* _Problem_: You are to retype all of the data exactly as it appears.

* _Data to process_:
::::::::::
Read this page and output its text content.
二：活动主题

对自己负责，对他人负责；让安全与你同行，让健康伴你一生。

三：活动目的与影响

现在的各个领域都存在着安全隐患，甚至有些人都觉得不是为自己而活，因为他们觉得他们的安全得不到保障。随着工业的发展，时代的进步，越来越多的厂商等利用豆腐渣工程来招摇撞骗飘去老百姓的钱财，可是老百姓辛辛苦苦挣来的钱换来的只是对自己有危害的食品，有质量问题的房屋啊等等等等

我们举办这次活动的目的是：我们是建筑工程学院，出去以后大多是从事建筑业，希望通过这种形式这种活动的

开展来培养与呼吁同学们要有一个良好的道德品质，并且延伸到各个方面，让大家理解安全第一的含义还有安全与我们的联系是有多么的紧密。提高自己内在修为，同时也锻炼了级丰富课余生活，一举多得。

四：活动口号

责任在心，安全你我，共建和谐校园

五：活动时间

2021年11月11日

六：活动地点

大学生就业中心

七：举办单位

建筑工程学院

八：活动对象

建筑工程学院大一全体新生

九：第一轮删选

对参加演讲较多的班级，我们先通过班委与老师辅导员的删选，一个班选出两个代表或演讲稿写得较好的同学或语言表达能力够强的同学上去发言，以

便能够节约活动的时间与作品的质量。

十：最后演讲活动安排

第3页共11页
::::::::::
* _The answer_:
Read this page and output its text content.
二：活动主题

对自己负责，对他人负责；让安全与你同行，让健康伴你一生。

三：活动目的与影响

现在的各个领域都存在着安全隐患，甚至有些人都觉得不是为自己而活，因为他们觉得他们的安全得不到保障。随着工业的发展，时代的进步，越来越多的厂商等利用豆腐渣工程来招摇撞骗飘去老百姓的钱财，可是老百姓辛辛苦苦挣来的钱换来的只是对自己有危害的食品，有质量问题的房屋啊等等等等

我们举办这次活动的目的是：我们是建筑工程学院，出去以后大多是从事建筑业，希望通过这种形式这种活动的

开展来培养与呼吁同学们要有一个良好的道德品质，并且延伸到各个方面，让大家理解安全第一的含义还有安全与我们的联系是有多么的紧密。提高自己内在修为，同时也锻炼了级丰富课余生活，一举多得。

四：活动口号

责任在心，安全你我，共建和谐校园

五：活动时间

2021年11月11日

六：活动地点

大学生就业中心

七：举办单位

建筑工程学院

八：活动对象

建筑工程学院大一全体新生

九：第一轮删选

对参加演讲较多的班级，我们先通过班委与老师辅导员的删选，一个班选出两个代表或演讲稿写得较好的同学或语言表达能力够强的同学上去发言，以

便能够节约活动的时间与作品的质量。

十：最后演讲活动安排

第3页共11页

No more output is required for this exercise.